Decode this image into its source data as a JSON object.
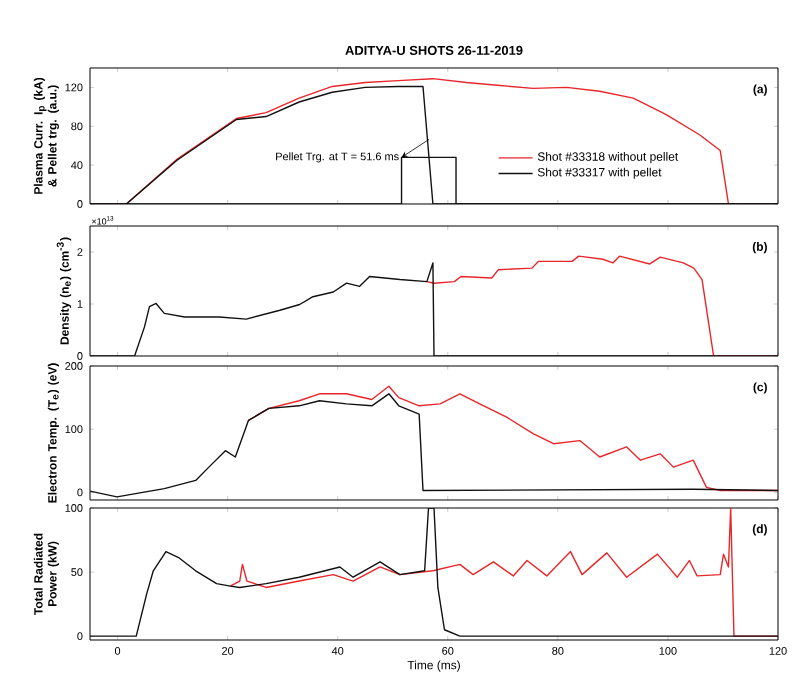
{
  "chart_data": [
    {
      "type": "line",
      "title": "ADITYA-U SHOTS  26-11-2019",
      "ylabel": "Plasma Curr. I$_{p}$ (kA) & Pellet trg. (a.u.)",
      "xlim": [
        -5,
        120
      ],
      "ylim": [
        0,
        140
      ],
      "xticks": [
        0,
        20,
        40,
        60,
        80,
        100,
        120
      ],
      "yticks": [
        0,
        40,
        80,
        120
      ],
      "tick_labels": "y",
      "legend": "bottom right",
      "annotations": [
        "(a)",
        {
          "text": "Pellet Trg. at T = 51.6 ms",
          "x": 51.6,
          "y": 48
        }
      ],
      "series": [
        {
          "name": "Shot #33318 without pellet",
          "color": "#e8262a",
          "x": [
            -5,
            1.6,
            10.8,
            21.6,
            27,
            33,
            39,
            45,
            51,
            57.3,
            63.4,
            69.5,
            75.5,
            81.6,
            87.6,
            93.7,
            99.7,
            105.8,
            109.5,
            111,
            120
          ],
          "values": [
            0,
            0,
            46,
            88,
            94,
            109,
            121,
            125,
            127,
            129,
            125,
            122,
            119,
            120,
            116,
            109,
            92,
            71,
            55,
            0,
            0
          ]
        },
        {
          "name": "Shot #33317 with pellet",
          "color": "#111111",
          "x": [
            -5,
            1.6,
            10.8,
            21.6,
            27,
            33,
            39,
            45,
            51,
            55.5,
            57.3,
            120
          ],
          "values": [
            0,
            0,
            45,
            87,
            90,
            105,
            115,
            120,
            121,
            121,
            0,
            0
          ]
        },
        {
          "color": "#111111",
          "x": [
            -5,
            51.6,
            51.6,
            61.5,
            61.5,
            120
          ],
          "values": [
            0,
            0,
            48,
            48,
            0,
            0
          ]
        }
      ]
    },
    {
      "type": "line",
      "ylabel": "Density (n$_{e}$) (cm$^{-3}$)",
      "xlim": [
        -5,
        120
      ],
      "ylim": [
        0,
        2.5
      ],
      "xticks": [
        0,
        20,
        40,
        60,
        80,
        100,
        120
      ],
      "yticks": [
        0,
        1,
        2
      ],
      "tick_labels": "y",
      "annotations": [
        "(b)",
        "×10$^{13}$"
      ],
      "series": [
        {
          "color": "#e8262a",
          "x": [
            56.2,
            57.5,
            61.2,
            62.4,
            68,
            69.2,
            75.3,
            76.5,
            82.6,
            83.8,
            88.2,
            90,
            91.2,
            96.7,
            98.6,
            102.8,
            104.7,
            106.2,
            108.3,
            120
          ],
          "values": [
            1.43,
            1.4,
            1.43,
            1.53,
            1.5,
            1.66,
            1.69,
            1.82,
            1.82,
            1.92,
            1.86,
            1.79,
            1.92,
            1.77,
            1.9,
            1.79,
            1.69,
            1.47,
            0,
            0
          ]
        },
        {
          "color": "#111111",
          "x": [
            -5,
            3.1,
            4.9,
            5.8,
            7.0,
            8.5,
            12.2,
            18.5,
            23.4,
            29.5,
            33.1,
            35.5,
            39.2,
            41.6,
            44,
            45.8,
            51.3,
            56.2,
            57.3,
            57.5,
            120
          ],
          "values": [
            0,
            0,
            0.56,
            0.95,
            1.01,
            0.82,
            0.75,
            0.75,
            0.71,
            0.88,
            0.99,
            1.14,
            1.23,
            1.4,
            1.34,
            1.53,
            1.47,
            1.43,
            1.79,
            0,
            0
          ]
        }
      ]
    },
    {
      "type": "line",
      "ylabel": "Electron Temp. (T$_{e}$) (eV)",
      "xlim": [
        -5,
        120
      ],
      "ylim": [
        -12,
        200
      ],
      "xticks": [
        0,
        20,
        40,
        60,
        80,
        100,
        120
      ],
      "yticks": [
        0,
        100,
        200
      ],
      "tick_labels": "y",
      "annotations": [
        "(c)"
      ],
      "series": [
        {
          "color": "#e8262a",
          "x": [
            23.8,
            27.5,
            33,
            36.7,
            41.6,
            46.2,
            49.3,
            51.1,
            54.8,
            58.6,
            62.2,
            65.8,
            70.7,
            75.5,
            79.2,
            84,
            87.6,
            92.5,
            95,
            98.6,
            101,
            104.6,
            107,
            109.5,
            120
          ],
          "values": [
            114,
            133,
            145,
            156,
            156,
            147,
            168,
            150,
            137,
            140,
            156,
            140,
            119,
            93,
            77,
            82,
            56,
            72,
            51,
            61,
            40,
            51,
            8,
            3,
            3
          ]
        },
        {
          "color": "#111111",
          "x": [
            -5,
            -0.1,
            8.5,
            14.2,
            16.6,
            19.6,
            21.4,
            23.8,
            27.5,
            33,
            36.7,
            41.6,
            46.2,
            49.3,
            51.1,
            54.8,
            55.5,
            104.6,
            120
          ],
          "values": [
            2,
            -7,
            6,
            19,
            40,
            66,
            56,
            114,
            133,
            137,
            145,
            140,
            137,
            156,
            137,
            124,
            3,
            5,
            3
          ]
        }
      ]
    },
    {
      "type": "line",
      "ylabel": "Total Radiated Power (kW)",
      "xlabel": "Time (ms)",
      "xlim": [
        -5,
        120
      ],
      "ylim": [
        -3,
        100
      ],
      "xticks": [
        0,
        20,
        40,
        60,
        80,
        100,
        120
      ],
      "yticks": [
        0,
        50,
        100
      ],
      "annotations": [
        "(d)"
      ],
      "series": [
        {
          "color": "#e8262a",
          "x": [
            20.5,
            22.2,
            22.7,
            23.5,
            27,
            33,
            39.2,
            42.8,
            47.7,
            51.3,
            57.3,
            62.2,
            64.6,
            68.3,
            71.9,
            74.4,
            78,
            82.3,
            84.4,
            88.9,
            92.5,
            98.1,
            101.7,
            103.9,
            105.3,
            109.5,
            110.1,
            111,
            111.4,
            112,
            120
          ],
          "values": [
            39,
            43,
            56,
            43,
            38,
            43,
            48,
            43,
            54,
            48,
            51,
            56,
            48,
            58,
            47,
            59,
            47,
            66,
            48,
            65,
            46,
            64,
            46,
            59,
            47,
            48,
            64,
            54,
            100,
            0,
            0
          ]
        },
        {
          "color": "#111111",
          "x": [
            -5,
            3.4,
            5.3,
            6.5,
            8.8,
            11.2,
            14.2,
            18,
            20.5,
            22.2,
            27,
            33,
            40.4,
            42.8,
            47.7,
            51.3,
            55.8,
            56.5,
            57.5,
            58.2,
            59.4,
            62.2,
            120
          ],
          "values": [
            0,
            0,
            33,
            51,
            66,
            61,
            51,
            41,
            39,
            38,
            41,
            46,
            54,
            46,
            58,
            48,
            51,
            100,
            100,
            38,
            5,
            0,
            0
          ]
        }
      ]
    }
  ]
}
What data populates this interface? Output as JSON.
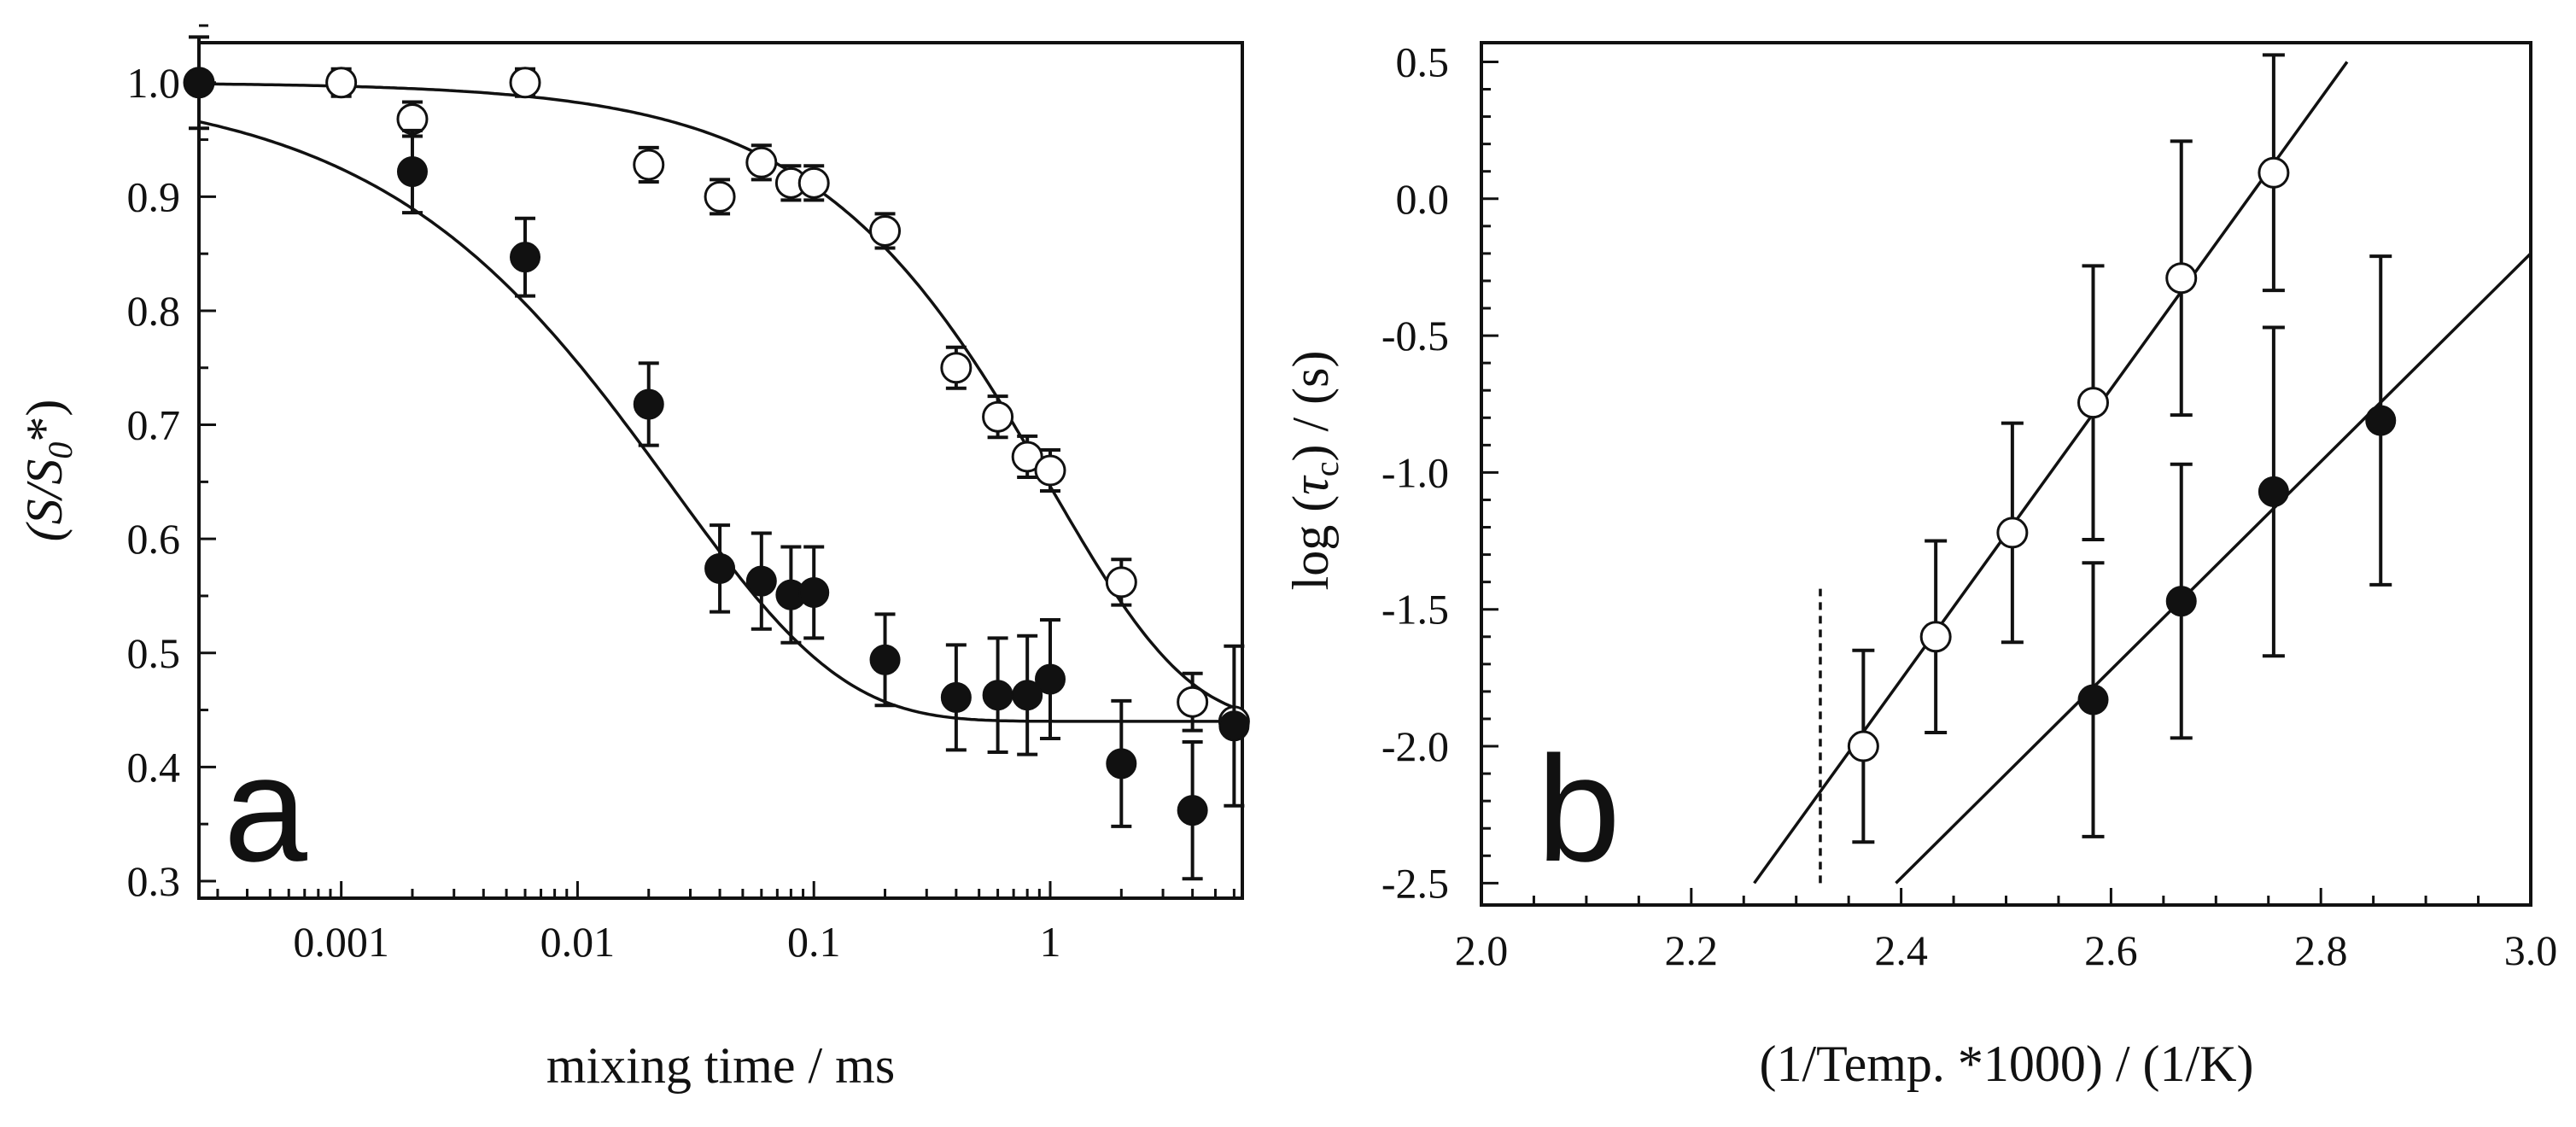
{
  "chart_data": [
    {
      "type": "scatter",
      "panel_label": "a",
      "title": "",
      "xlabel": "mixing time / ms",
      "ylabel": {
        "main": "(S/S",
        "sub": "0",
        "sup": "*)"
      },
      "xscale": "log",
      "xlim": [
        0.00025,
        6.5
      ],
      "ylim": [
        0.285,
        1.035
      ],
      "xticks": [
        {
          "value": 0.001,
          "label": "0.001"
        },
        {
          "value": 0.01,
          "label": "0.01"
        },
        {
          "value": 0.1,
          "label": "0.1"
        },
        {
          "value": 1,
          "label": "1"
        }
      ],
      "yticks": [
        {
          "value": 0.3,
          "label": "0.3"
        },
        {
          "value": 0.4,
          "label": "0.4"
        },
        {
          "value": 0.5,
          "label": "0.5"
        },
        {
          "value": 0.6,
          "label": "0.6"
        },
        {
          "value": 0.7,
          "label": "0.7"
        },
        {
          "value": 0.8,
          "label": "0.8"
        },
        {
          "value": 0.9,
          "label": "0.9"
        },
        {
          "value": 1.0,
          "label": "1.0"
        }
      ],
      "series": [
        {
          "name": "open circles",
          "marker": "open",
          "points": [
            {
              "x": 0.00025,
              "y": 1.0,
              "err": 0.0
            },
            {
              "x": 0.001,
              "y": 1.0,
              "err": 0.012
            },
            {
              "x": 0.002,
              "y": 0.968,
              "err": 0.015
            },
            {
              "x": 0.006,
              "y": 1.0,
              "err": 0.012
            },
            {
              "x": 0.02,
              "y": 0.928,
              "err": 0.015
            },
            {
              "x": 0.04,
              "y": 0.9,
              "err": 0.015
            },
            {
              "x": 0.06,
              "y": 0.93,
              "err": 0.015
            },
            {
              "x": 0.08,
              "y": 0.912,
              "err": 0.015
            },
            {
              "x": 0.1,
              "y": 0.912,
              "err": 0.015
            },
            {
              "x": 0.2,
              "y": 0.87,
              "err": 0.015
            },
            {
              "x": 0.4,
              "y": 0.75,
              "err": 0.018
            },
            {
              "x": 0.6,
              "y": 0.707,
              "err": 0.018
            },
            {
              "x": 0.8,
              "y": 0.672,
              "err": 0.018
            },
            {
              "x": 1.0,
              "y": 0.66,
              "err": 0.018
            },
            {
              "x": 2.0,
              "y": 0.562,
              "err": 0.02
            },
            {
              "x": 4.0,
              "y": 0.457,
              "err": 0.025
            },
            {
              "x": 6.0,
              "y": 0.44,
              "err": 0.0
            }
          ],
          "fit": {
            "A": 0.44,
            "B": 0.56,
            "tau": 1.0,
            "beta": 0.75
          }
        },
        {
          "name": "filled circles",
          "marker": "filled",
          "points": [
            {
              "x": 0.00025,
              "y": 1.0,
              "err": 0.04
            },
            {
              "x": 0.002,
              "y": 0.922,
              "err": 0.036
            },
            {
              "x": 0.006,
              "y": 0.847,
              "err": 0.034
            },
            {
              "x": 0.02,
              "y": 0.718,
              "err": 0.036
            },
            {
              "x": 0.04,
              "y": 0.574,
              "err": 0.038
            },
            {
              "x": 0.06,
              "y": 0.563,
              "err": 0.042
            },
            {
              "x": 0.08,
              "y": 0.551,
              "err": 0.042
            },
            {
              "x": 0.1,
              "y": 0.553,
              "err": 0.04
            },
            {
              "x": 0.2,
              "y": 0.494,
              "err": 0.04
            },
            {
              "x": 0.4,
              "y": 0.461,
              "err": 0.046
            },
            {
              "x": 0.6,
              "y": 0.463,
              "err": 0.05
            },
            {
              "x": 0.8,
              "y": 0.463,
              "err": 0.052
            },
            {
              "x": 1.0,
              "y": 0.477,
              "err": 0.052
            },
            {
              "x": 2.0,
              "y": 0.403,
              "err": 0.055
            },
            {
              "x": 4.0,
              "y": 0.362,
              "err": 0.06
            },
            {
              "x": 6.0,
              "y": 0.436,
              "err": 0.07
            }
          ],
          "fit": {
            "A": 0.44,
            "B": 0.56,
            "tau": 0.025,
            "beta": 0.6
          }
        }
      ]
    },
    {
      "type": "scatter",
      "panel_label": "b",
      "title": "",
      "xlabel": "(1/Temp. *1000) / (1/K)",
      "ylabel": {
        "main": "log (",
        "tau": "τ",
        "sub": "c",
        "rest": ") / (s)"
      },
      "xlim": [
        2.0,
        3.0
      ],
      "ylim": [
        -2.58,
        0.57
      ],
      "xticks": [
        {
          "value": 2.0,
          "label": "2.0"
        },
        {
          "value": 2.2,
          "label": "2.2"
        },
        {
          "value": 2.4,
          "label": "2.4"
        },
        {
          "value": 2.6,
          "label": "2.6"
        },
        {
          "value": 2.8,
          "label": "2.8"
        },
        {
          "value": 3.0,
          "label": "3.0"
        }
      ],
      "xminor_step": 0.05,
      "yticks": [
        {
          "value": 0.5,
          "label": "0.5"
        },
        {
          "value": 0.0,
          "label": "0.0"
        },
        {
          "value": -0.5,
          "label": "-0.5"
        },
        {
          "value": -1.0,
          "label": "-1.0"
        },
        {
          "value": -1.5,
          "label": "-1.5"
        },
        {
          "value": -2.0,
          "label": "-2.0"
        },
        {
          "value": -2.5,
          "label": "-2.5"
        }
      ],
      "yminor_step": 0.1,
      "series": [
        {
          "name": "open circles",
          "marker": "open",
          "points": [
            {
              "x": 2.364,
              "y": -2.0,
              "err": 0.35
            },
            {
              "x": 2.433,
              "y": -1.6,
              "err": 0.35
            },
            {
              "x": 2.506,
              "y": -1.22,
              "err": 0.4
            },
            {
              "x": 2.583,
              "y": -0.745,
              "err": 0.5
            },
            {
              "x": 2.667,
              "y": -0.29,
              "err": 0.5
            },
            {
              "x": 2.755,
              "y": 0.095,
              "err": 0.43
            }
          ],
          "fit": {
            "x1": 2.26,
            "y1": -2.5,
            "x2": 2.825,
            "y2": 0.5
          }
        },
        {
          "name": "filled circles",
          "marker": "filled",
          "points": [
            {
              "x": 2.583,
              "y": -1.83,
              "err": 0.5
            },
            {
              "x": 2.667,
              "y": -1.47,
              "err": 0.5
            },
            {
              "x": 2.755,
              "y": -1.07,
              "err": 0.6
            },
            {
              "x": 2.857,
              "y": -0.81,
              "err": 0.6
            }
          ],
          "fit": {
            "x1": 2.395,
            "y1": -2.5,
            "x2": 3.0,
            "y2": -0.2
          }
        }
      ],
      "reference_line": {
        "x": 2.323,
        "y_from": -2.5,
        "y_to": -1.425,
        "style": "dashed"
      }
    }
  ]
}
____
Find the lines holding "this" and list every one.

Decode this image into its source data as a JSON object.
What data populates this interface? Output as JSON.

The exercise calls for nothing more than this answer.